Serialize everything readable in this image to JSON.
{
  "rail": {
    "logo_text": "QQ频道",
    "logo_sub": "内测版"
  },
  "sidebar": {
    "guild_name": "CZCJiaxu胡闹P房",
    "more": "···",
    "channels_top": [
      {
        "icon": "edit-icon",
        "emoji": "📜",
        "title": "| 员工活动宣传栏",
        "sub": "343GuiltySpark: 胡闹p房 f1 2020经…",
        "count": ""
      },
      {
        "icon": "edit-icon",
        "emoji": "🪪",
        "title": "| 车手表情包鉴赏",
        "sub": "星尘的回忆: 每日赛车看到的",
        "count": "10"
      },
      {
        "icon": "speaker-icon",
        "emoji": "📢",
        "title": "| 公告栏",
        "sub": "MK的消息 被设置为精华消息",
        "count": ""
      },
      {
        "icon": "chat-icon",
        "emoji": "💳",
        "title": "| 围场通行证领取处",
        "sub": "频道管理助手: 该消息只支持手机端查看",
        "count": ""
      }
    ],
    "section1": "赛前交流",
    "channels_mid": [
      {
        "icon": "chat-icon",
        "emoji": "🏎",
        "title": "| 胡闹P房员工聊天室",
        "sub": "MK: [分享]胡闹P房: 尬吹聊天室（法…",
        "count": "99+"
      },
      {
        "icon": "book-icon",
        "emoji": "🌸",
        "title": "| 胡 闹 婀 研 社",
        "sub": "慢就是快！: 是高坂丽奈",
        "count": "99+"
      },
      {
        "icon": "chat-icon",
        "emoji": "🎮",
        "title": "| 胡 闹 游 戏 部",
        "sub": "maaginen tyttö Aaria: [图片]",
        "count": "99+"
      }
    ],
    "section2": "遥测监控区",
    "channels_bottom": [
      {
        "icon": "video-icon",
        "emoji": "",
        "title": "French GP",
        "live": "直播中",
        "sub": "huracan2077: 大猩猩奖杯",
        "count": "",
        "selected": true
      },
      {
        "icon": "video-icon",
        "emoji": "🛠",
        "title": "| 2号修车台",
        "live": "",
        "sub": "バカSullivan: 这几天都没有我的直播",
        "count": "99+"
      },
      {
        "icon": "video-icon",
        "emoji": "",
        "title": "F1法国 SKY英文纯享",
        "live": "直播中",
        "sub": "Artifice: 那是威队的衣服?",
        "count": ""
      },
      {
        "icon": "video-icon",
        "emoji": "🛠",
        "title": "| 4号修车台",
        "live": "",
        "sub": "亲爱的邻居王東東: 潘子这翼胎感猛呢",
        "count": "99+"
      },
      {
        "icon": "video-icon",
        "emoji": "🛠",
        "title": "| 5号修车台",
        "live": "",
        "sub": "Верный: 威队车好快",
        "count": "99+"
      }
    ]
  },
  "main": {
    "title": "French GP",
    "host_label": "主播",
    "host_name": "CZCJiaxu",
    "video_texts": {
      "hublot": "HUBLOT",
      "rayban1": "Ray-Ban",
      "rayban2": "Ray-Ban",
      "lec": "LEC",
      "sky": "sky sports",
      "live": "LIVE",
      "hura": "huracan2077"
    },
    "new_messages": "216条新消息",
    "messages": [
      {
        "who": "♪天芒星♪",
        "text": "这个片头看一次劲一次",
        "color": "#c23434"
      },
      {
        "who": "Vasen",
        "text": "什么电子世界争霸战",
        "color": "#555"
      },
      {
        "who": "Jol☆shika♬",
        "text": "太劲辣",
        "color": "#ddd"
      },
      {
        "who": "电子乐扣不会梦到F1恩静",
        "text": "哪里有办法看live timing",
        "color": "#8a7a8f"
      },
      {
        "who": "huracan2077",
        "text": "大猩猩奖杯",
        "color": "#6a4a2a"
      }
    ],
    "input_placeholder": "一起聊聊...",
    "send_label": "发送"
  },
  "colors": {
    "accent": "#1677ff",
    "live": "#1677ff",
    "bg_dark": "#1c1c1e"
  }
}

Aim
Output every record above exactly as it appears.

Finished task
Serialize everything readable in this image to JSON.
{
  "rail": {
    "logo_text": "QQ频道",
    "logo_sub": "内测版"
  },
  "sidebar": {
    "guild_name": "CZCJiaxu胡闹P房",
    "more": "···",
    "channels_top": [
      {
        "icon": "edit-icon",
        "emoji": "📜",
        "title": "| 员工活动宣传栏",
        "sub": "343GuiltySpark: 胡闹p房 f1 2020经…",
        "count": ""
      },
      {
        "icon": "edit-icon",
        "emoji": "🪪",
        "title": "| 车手表情包鉴赏",
        "sub": "星尘的回忆: 每日赛车看到的",
        "count": "10"
      },
      {
        "icon": "speaker-icon",
        "emoji": "📢",
        "title": "| 公告栏",
        "sub": "MK的消息 被设置为精华消息",
        "count": ""
      },
      {
        "icon": "chat-icon",
        "emoji": "💳",
        "title": "| 围场通行证领取处",
        "sub": "频道管理助手: 该消息只支持手机端查看",
        "count": ""
      }
    ],
    "section1": "赛前交流",
    "channels_mid": [
      {
        "icon": "chat-icon",
        "emoji": "🏎",
        "title": "| 胡闹P房员工聊天室",
        "sub": "MK: [分享]胡闹P房: 尬吹聊天室（法…",
        "count": "99+"
      },
      {
        "icon": "book-icon",
        "emoji": "🌸",
        "title": "| 胡 闹 婀 研 社",
        "sub": "慢就是快！: 是高坂丽奈",
        "count": "99+"
      },
      {
        "icon": "chat-icon",
        "emoji": "🎮",
        "title": "| 胡 闹 游 戏 部",
        "sub": "maaginen tyttö Aaria: [图片]",
        "count": "99+"
      }
    ],
    "section2": "遥测监控区",
    "channels_bottom": [
      {
        "icon": "video-icon",
        "emoji": "",
        "title": "French GP",
        "live": "直播中",
        "sub": "huracan2077: 大猩猩奖杯",
        "count": "",
        "selected": true
      },
      {
        "icon": "video-icon",
        "emoji": "🛠",
        "title": "| 2号修车台",
        "live": "",
        "sub": "バカSullivan: 这几天都没有我的直播",
        "count": "99+"
      },
      {
        "icon": "video-icon",
        "emoji": "",
        "title": "F1法国 SKY英文纯享",
        "live": "直播中",
        "sub": "Artifice: 那是威队的衣服?",
        "count": ""
      },
      {
        "icon": "video-icon",
        "emoji": "🛠",
        "title": "| 4号修车台",
        "live": "",
        "sub": "亲爱的邻居王東東: 潘子这翼胎感猛呢",
        "count": "99+"
      },
      {
        "icon": "video-icon",
        "emoji": "🛠",
        "title": "| 5号修车台",
        "live": "",
        "sub": "Верный: 威队车好快",
        "count": "99+"
      }
    ]
  },
  "main": {
    "title": "French GP",
    "host_label": "主播",
    "host_name": "CZCJiaxu",
    "video_texts": {
      "hublot": "HUBLOT",
      "rayban1": "Ray-Ban",
      "rayban2": "Ray-Ban",
      "lec": "LEC",
      "sky": "sky sports",
      "live": "LIVE",
      "hura": "huracan2077"
    },
    "new_messages": "216条新消息",
    "messages": [
      {
        "who": "♪天芒星♪",
        "text": "这个片头看一次劲一次",
        "color": "#c23434"
      },
      {
        "who": "Vasen",
        "text": "什么电子世界争霸战",
        "color": "#555"
      },
      {
        "who": "Jol☆shika♬",
        "text": "太劲辣",
        "color": "#ddd"
      },
      {
        "who": "电子乐扣不会梦到F1恩静",
        "text": "哪里有办法看live timing",
        "color": "#8a7a8f"
      },
      {
        "who": "huracan2077",
        "text": "大猩猩奖杯",
        "color": "#6a4a2a"
      }
    ],
    "input_placeholder": "一起聊聊...",
    "send_label": "发送"
  },
  "colors": {
    "accent": "#1677ff",
    "live": "#1677ff",
    "bg_dark": "#1c1c1e"
  }
}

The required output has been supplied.